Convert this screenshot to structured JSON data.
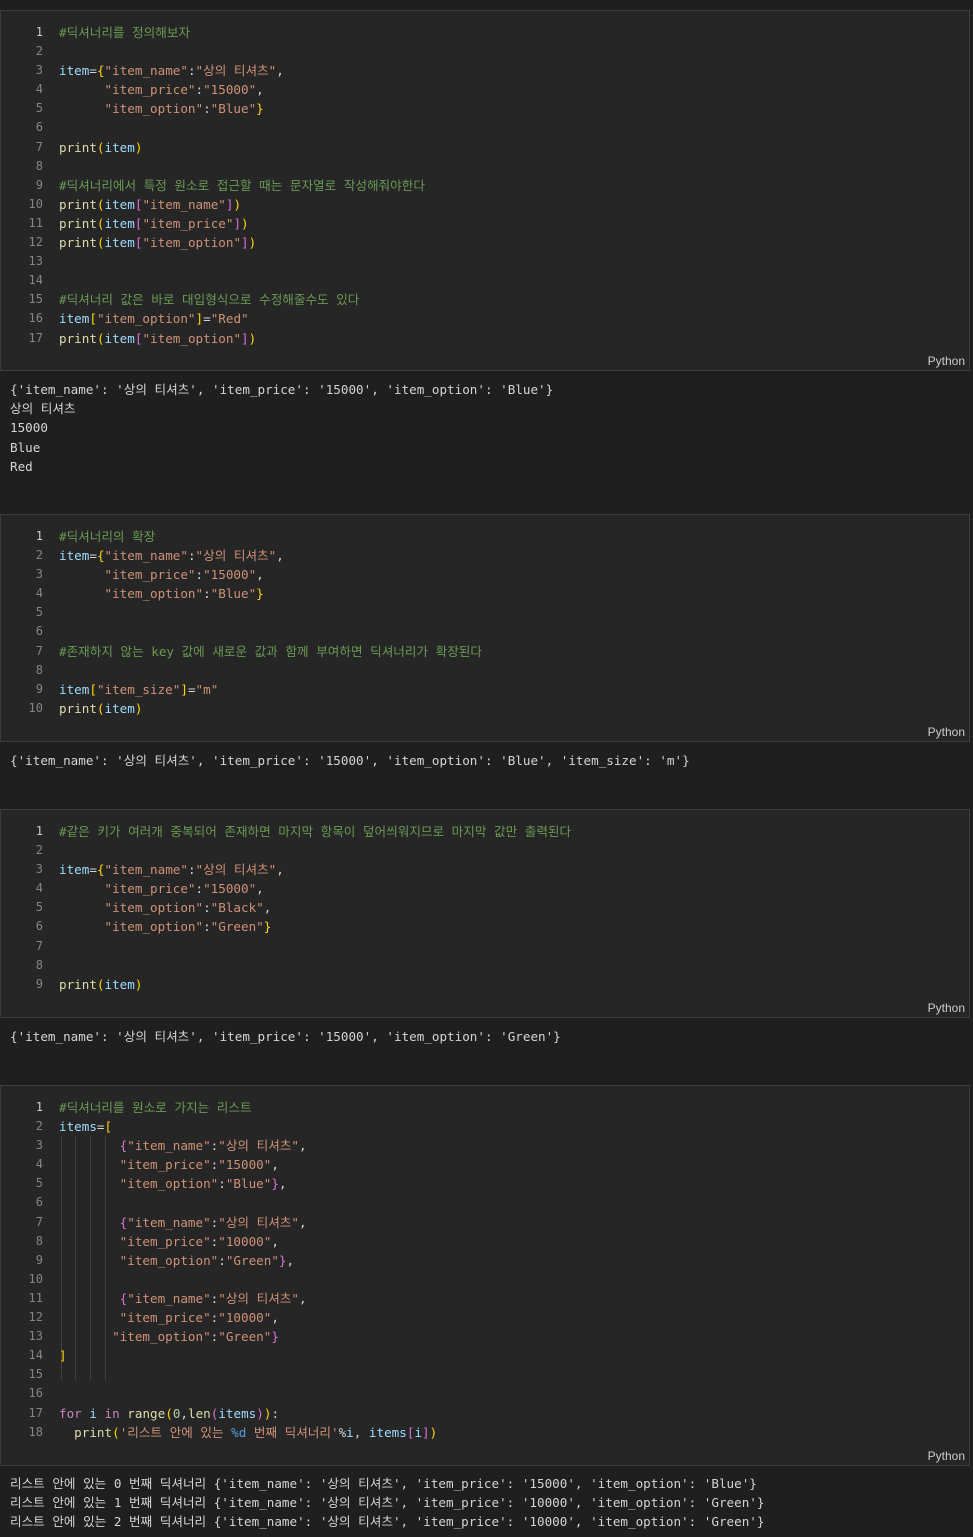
{
  "cells": [
    {
      "language": "Python",
      "lines": [
        [
          "#딕셔너리를 정의해보자"
        ],
        [
          ""
        ],
        [
          "item={\"item_name\":\"상의 티셔츠\","
        ],
        [
          "      \"item_price\":\"15000\","
        ],
        [
          "      \"item_option\":\"Blue\"}"
        ],
        [
          ""
        ],
        [
          "print(item)"
        ],
        [
          ""
        ],
        [
          "#딕셔너리에서 특정 원소로 접근할 때는 문자열로 작성해줘야한다"
        ],
        [
          "print(item[\"item_name\"])"
        ],
        [
          "print(item[\"item_price\"])"
        ],
        [
          "print(item[\"item_option\"])"
        ],
        [
          ""
        ],
        [
          ""
        ],
        [
          "#딕셔너리 값은 바로 대입형식으로 수정해줄수도 있다"
        ],
        [
          "item[\"item_option\"]=\"Red\""
        ],
        [
          "print(item[\"item_option\"])"
        ]
      ],
      "output": [
        "{'item_name': '상의 티셔츠', 'item_price': '15000', 'item_option': 'Blue'}",
        "상의 티셔츠",
        "15000",
        "Blue",
        "Red"
      ]
    },
    {
      "language": "Python",
      "lines": [
        [
          "#딕셔너리의 확장"
        ],
        [
          "item={\"item_name\":\"상의 티셔츠\","
        ],
        [
          "      \"item_price\":\"15000\","
        ],
        [
          "      \"item_option\":\"Blue\"}"
        ],
        [
          ""
        ],
        [
          ""
        ],
        [
          "#존재하지 않는 key 값에 새로운 값과 함께 부여하면 딕셔너리가 확장된다"
        ],
        [
          ""
        ],
        [
          "item[\"item_size\"]=\"m\""
        ],
        [
          "print(item)"
        ]
      ],
      "output": [
        "{'item_name': '상의 티셔츠', 'item_price': '15000', 'item_option': 'Blue', 'item_size': 'm'}"
      ]
    },
    {
      "language": "Python",
      "lines": [
        [
          "#같은 키가 여러개 중복되어 존재하면 마지막 항목이 덮어씌워지므로 마지막 값만 출력된다"
        ],
        [
          ""
        ],
        [
          "item={\"item_name\":\"상의 티셔츠\","
        ],
        [
          "      \"item_price\":\"15000\","
        ],
        [
          "      \"item_option\":\"Black\","
        ],
        [
          "      \"item_option\":\"Green\"}"
        ],
        [
          ""
        ],
        [
          ""
        ],
        [
          "print(item)"
        ]
      ],
      "output": [
        "{'item_name': '상의 티셔츠', 'item_price': '15000', 'item_option': 'Green'}"
      ]
    },
    {
      "language": "Python",
      "lines": [
        [
          "#딕셔너리를 원소로 가지는 리스트"
        ],
        [
          "items=["
        ],
        [
          "        {\"item_name\":\"상의 티셔츠\","
        ],
        [
          "        \"item_price\":\"15000\","
        ],
        [
          "        \"item_option\":\"Blue\"},"
        ],
        [
          ""
        ],
        [
          "        {\"item_name\":\"상의 티셔츠\","
        ],
        [
          "        \"item_price\":\"10000\","
        ],
        [
          "        \"item_option\":\"Green\"},"
        ],
        [
          ""
        ],
        [
          "        {\"item_name\":\"상의 티셔츠\","
        ],
        [
          "        \"item_price\":\"10000\","
        ],
        [
          "       \"item_option\":\"Green\"}"
        ],
        [
          "]"
        ],
        [
          ""
        ],
        [
          ""
        ],
        [
          "for i in range(0,len(items)):"
        ],
        [
          "  print('리스트 안에 있는 %d 번째 딕셔너리'%i, items[i])"
        ]
      ],
      "output": [
        "리스트 안에 있는 0 번째 딕셔너리 {'item_name': '상의 티셔츠', 'item_price': '15000', 'item_option': 'Blue'}",
        "리스트 안에 있는 1 번째 딕셔너리 {'item_name': '상의 티셔츠', 'item_price': '10000', 'item_option': 'Green'}",
        "리스트 안에 있는 2 번째 딕셔너리 {'item_name': '상의 티셔츠', 'item_price': '10000', 'item_option': 'Green'}"
      ]
    }
  ],
  "colors": {
    "comment": "#6a9955",
    "variable": "#9cdcfe",
    "string": "#ce9178",
    "function": "#dcdcaa",
    "keyword": "#c586c0",
    "number": "#b5cea8",
    "bracket1": "#ffd700",
    "bracket2": "#da70d6",
    "bracket3": "#179fff"
  }
}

- Work instructions: Repeat the records word for word. Any picture in them should be left out.

- Exercise answer:
Convert this screenshot to structured JSON data.
{
  "cells": [
    {
      "language": "Python",
      "lines": [
        [
          "#딕셔너리를 정의해보자"
        ],
        [
          ""
        ],
        [
          "item={\"item_name\":\"상의 티셔츠\","
        ],
        [
          "      \"item_price\":\"15000\","
        ],
        [
          "      \"item_option\":\"Blue\"}"
        ],
        [
          ""
        ],
        [
          "print(item)"
        ],
        [
          ""
        ],
        [
          "#딕셔너리에서 특정 원소로 접근할 때는 문자열로 작성해줘야한다"
        ],
        [
          "print(item[\"item_name\"])"
        ],
        [
          "print(item[\"item_price\"])"
        ],
        [
          "print(item[\"item_option\"])"
        ],
        [
          ""
        ],
        [
          ""
        ],
        [
          "#딕셔너리 값은 바로 대입형식으로 수정해줄수도 있다"
        ],
        [
          "item[\"item_option\"]=\"Red\""
        ],
        [
          "print(item[\"item_option\"])"
        ]
      ],
      "output": [
        "{'item_name': '상의 티셔츠', 'item_price': '15000', 'item_option': 'Blue'}",
        "상의 티셔츠",
        "15000",
        "Blue",
        "Red"
      ]
    },
    {
      "language": "Python",
      "lines": [
        [
          "#딕셔너리의 확장"
        ],
        [
          "item={\"item_name\":\"상의 티셔츠\","
        ],
        [
          "      \"item_price\":\"15000\","
        ],
        [
          "      \"item_option\":\"Blue\"}"
        ],
        [
          ""
        ],
        [
          ""
        ],
        [
          "#존재하지 않는 key 값에 새로운 값과 함께 부여하면 딕셔너리가 확장된다"
        ],
        [
          ""
        ],
        [
          "item[\"item_size\"]=\"m\""
        ],
        [
          "print(item)"
        ]
      ],
      "output": [
        "{'item_name': '상의 티셔츠', 'item_price': '15000', 'item_option': 'Blue', 'item_size': 'm'}"
      ]
    },
    {
      "language": "Python",
      "lines": [
        [
          "#같은 키가 여러개 중복되어 존재하면 마지막 항목이 덮어씌워지므로 마지막 값만 출력된다"
        ],
        [
          ""
        ],
        [
          "item={\"item_name\":\"상의 티셔츠\","
        ],
        [
          "      \"item_price\":\"15000\","
        ],
        [
          "      \"item_option\":\"Black\","
        ],
        [
          "      \"item_option\":\"Green\"}"
        ],
        [
          ""
        ],
        [
          ""
        ],
        [
          "print(item)"
        ]
      ],
      "output": [
        "{'item_name': '상의 티셔츠', 'item_price': '15000', 'item_option': 'Green'}"
      ]
    },
    {
      "language": "Python",
      "lines": [
        [
          "#딕셔너리를 원소로 가지는 리스트"
        ],
        [
          "items=["
        ],
        [
          "        {\"item_name\":\"상의 티셔츠\","
        ],
        [
          "        \"item_price\":\"15000\","
        ],
        [
          "        \"item_option\":\"Blue\"},"
        ],
        [
          ""
        ],
        [
          "        {\"item_name\":\"상의 티셔츠\","
        ],
        [
          "        \"item_price\":\"10000\","
        ],
        [
          "        \"item_option\":\"Green\"},"
        ],
        [
          ""
        ],
        [
          "        {\"item_name\":\"상의 티셔츠\","
        ],
        [
          "        \"item_price\":\"10000\","
        ],
        [
          "       \"item_option\":\"Green\"}"
        ],
        [
          "]"
        ],
        [
          ""
        ],
        [
          ""
        ],
        [
          "for i in range(0,len(items)):"
        ],
        [
          "  print('리스트 안에 있는 %d 번째 딕셔너리'%i, items[i])"
        ]
      ],
      "output": [
        "리스트 안에 있는 0 번째 딕셔너리 {'item_name': '상의 티셔츠', 'item_price': '15000', 'item_option': 'Blue'}",
        "리스트 안에 있는 1 번째 딕셔너리 {'item_name': '상의 티셔츠', 'item_price': '10000', 'item_option': 'Green'}",
        "리스트 안에 있는 2 번째 딕셔너리 {'item_name': '상의 티셔츠', 'item_price': '10000', 'item_option': 'Green'}"
      ]
    }
  ],
  "colors": {
    "comment": "#6a9955",
    "variable": "#9cdcfe",
    "string": "#ce9178",
    "function": "#dcdcaa",
    "keyword": "#c586c0",
    "number": "#b5cea8",
    "bracket1": "#ffd700",
    "bracket2": "#da70d6",
    "bracket3": "#179fff"
  }
}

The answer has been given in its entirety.